----- TEXT SECTION
There is a guide in the Mail cow docs on integrating Roundcube, that's the client I use for my stack.
I use RoundCube, I think it's one of the oldest solutions out there, and is pretty good (and not ugly as of a few years ago).
In case you already have Nextcloud, there is an E-Mail client app for it.
Other people already mentioned Roundcube and Snappymail, which are good options already.
There's also Cypht if you want a different approach. It combines multiple accounts into same interface so you can have a unified inbox.
The usual ones are RoundCube and SnappyMail (which is a fork of deprecated RainLoop). I’m hosting SnappyMail to access my Dovecot when no other mail client is handy.
I use roundcube.
To make it seamless so you can still Thunderbird, someone made a Docker image of it here: https://hub.docker.com/r/kebles/wanderbird But, you can probably find a newer release somewhere newer than 4 yrs old like this one. :) The point is, if you are wanting to keep it in the Thunderbird umbrella, then it's most likely been Dockerized.
I've Tried Cypht recently, but if you are using Gmail, it has a conflict there so it won't work out of the box without some extra work I think.
@Charlxmagne @selfhosted I use Sogo along mailcow and it is the nicest I've seen.
Sogo seems to be a whole groupware, i.e. including a mail server, calendar, etc…
I understand that OP is looking for a mail client only.
I liked zimbra the time I used it but it is rather heavyweight complete collaboration suite.
----------
----- MATERIAL SUPPLIED
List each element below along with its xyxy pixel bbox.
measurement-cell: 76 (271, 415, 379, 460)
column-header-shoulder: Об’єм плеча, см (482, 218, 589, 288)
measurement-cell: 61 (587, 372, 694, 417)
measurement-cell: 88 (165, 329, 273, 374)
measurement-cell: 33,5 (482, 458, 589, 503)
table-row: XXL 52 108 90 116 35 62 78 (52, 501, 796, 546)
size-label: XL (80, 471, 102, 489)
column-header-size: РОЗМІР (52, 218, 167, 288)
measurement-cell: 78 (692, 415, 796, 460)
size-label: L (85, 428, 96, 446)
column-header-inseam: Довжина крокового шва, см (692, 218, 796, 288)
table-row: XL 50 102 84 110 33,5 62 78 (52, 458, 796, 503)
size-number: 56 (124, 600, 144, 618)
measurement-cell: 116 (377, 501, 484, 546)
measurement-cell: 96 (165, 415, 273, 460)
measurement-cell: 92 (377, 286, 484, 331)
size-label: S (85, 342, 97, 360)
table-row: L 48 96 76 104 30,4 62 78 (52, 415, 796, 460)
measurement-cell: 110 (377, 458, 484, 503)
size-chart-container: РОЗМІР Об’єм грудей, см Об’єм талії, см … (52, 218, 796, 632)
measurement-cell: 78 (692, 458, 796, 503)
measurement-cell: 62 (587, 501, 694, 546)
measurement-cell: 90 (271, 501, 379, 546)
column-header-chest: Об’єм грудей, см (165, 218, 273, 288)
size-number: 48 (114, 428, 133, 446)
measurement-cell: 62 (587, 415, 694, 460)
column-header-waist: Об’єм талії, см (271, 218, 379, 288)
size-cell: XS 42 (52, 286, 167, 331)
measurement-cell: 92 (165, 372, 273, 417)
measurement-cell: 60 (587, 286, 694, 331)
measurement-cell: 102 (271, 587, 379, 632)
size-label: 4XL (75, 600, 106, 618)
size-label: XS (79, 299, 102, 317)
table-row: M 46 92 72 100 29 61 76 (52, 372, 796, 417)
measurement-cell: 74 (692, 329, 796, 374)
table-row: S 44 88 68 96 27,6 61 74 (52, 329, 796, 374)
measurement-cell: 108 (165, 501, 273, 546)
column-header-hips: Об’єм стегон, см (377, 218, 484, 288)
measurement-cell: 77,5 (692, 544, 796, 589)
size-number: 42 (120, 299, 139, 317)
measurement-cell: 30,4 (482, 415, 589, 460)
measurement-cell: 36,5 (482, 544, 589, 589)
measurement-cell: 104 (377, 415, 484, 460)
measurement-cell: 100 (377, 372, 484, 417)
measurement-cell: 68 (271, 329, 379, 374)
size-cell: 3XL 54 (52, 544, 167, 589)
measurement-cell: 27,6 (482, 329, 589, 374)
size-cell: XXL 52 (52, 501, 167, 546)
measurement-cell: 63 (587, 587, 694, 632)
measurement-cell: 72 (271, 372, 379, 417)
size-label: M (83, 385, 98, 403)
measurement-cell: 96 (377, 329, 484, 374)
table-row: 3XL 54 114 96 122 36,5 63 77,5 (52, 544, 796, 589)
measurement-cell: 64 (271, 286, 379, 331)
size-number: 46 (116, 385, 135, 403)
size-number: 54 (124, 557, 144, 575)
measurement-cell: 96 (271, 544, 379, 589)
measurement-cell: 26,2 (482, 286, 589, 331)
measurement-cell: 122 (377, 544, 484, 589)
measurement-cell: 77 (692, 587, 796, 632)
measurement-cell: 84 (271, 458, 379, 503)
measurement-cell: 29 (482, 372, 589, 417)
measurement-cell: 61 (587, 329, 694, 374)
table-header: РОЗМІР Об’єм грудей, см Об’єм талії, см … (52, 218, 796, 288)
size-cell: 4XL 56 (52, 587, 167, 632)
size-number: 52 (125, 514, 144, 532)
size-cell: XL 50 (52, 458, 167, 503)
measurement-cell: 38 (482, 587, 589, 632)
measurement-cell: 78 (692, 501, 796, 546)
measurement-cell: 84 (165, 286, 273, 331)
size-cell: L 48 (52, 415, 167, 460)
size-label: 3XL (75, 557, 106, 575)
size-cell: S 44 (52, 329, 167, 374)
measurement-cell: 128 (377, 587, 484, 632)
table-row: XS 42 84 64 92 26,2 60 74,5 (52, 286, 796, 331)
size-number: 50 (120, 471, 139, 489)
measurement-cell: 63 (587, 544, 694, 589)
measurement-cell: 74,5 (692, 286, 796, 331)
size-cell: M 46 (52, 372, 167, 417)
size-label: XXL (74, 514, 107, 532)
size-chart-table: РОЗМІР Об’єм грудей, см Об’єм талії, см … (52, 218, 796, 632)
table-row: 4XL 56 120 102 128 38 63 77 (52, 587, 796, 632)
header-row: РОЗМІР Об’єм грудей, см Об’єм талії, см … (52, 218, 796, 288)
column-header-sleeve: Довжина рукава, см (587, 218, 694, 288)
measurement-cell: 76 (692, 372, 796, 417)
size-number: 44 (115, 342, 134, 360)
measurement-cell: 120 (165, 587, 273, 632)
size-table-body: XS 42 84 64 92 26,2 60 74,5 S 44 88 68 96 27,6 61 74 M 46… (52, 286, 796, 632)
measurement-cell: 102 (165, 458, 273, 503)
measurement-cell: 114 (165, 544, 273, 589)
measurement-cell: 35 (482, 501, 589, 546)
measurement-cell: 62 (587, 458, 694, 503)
----------
* LIST OF TASKS
1. In the webmail client discussion, which deprecated project is SnappyMail a fork of?
2. Translate this sentence from the webmail client discussion into Spanish: "It combines multiple accounts into same interface so you can have a unified inbox."
3. Please pick up the webmail client discussion after its last post and add one more reply in the same casual style.

* TASK-BY-TASK OUTPUTS
1. RainLoop

2. Combina varias cuentas en la misma interfaz para que puedas tener una bandeja de entrada unificada.

3.
I used Squirrelmail briefly. It had a minor security bug which was easy to fix, but when I reported it to the devs, I couldn't convince them that it was actually a bug. I decided that they weren't paranoid enough to be working on that type of software, so I stopped using it.
Currently I'm not self-hosting email but am using mxroute.com which has a FOSS mail client that seems ok. I can't check right now what it is, but maybe later.
Fastmail's webmail is pretty good and they said something a while back about releasing it as FOSS but idk if that has happened.
Right now I mostly use Thunderbird rather than webmail. It sucks in many ways but I've had too much going on to pursue alternatives.
I think Google got it right early on when they realized that email clients should be backed by a serious search engine. The search features of a typical IMAP server aren't enough and the one in Thunderbird is crap. So I think this is an area where FOSS clients could use some work, if it hasn't already been done.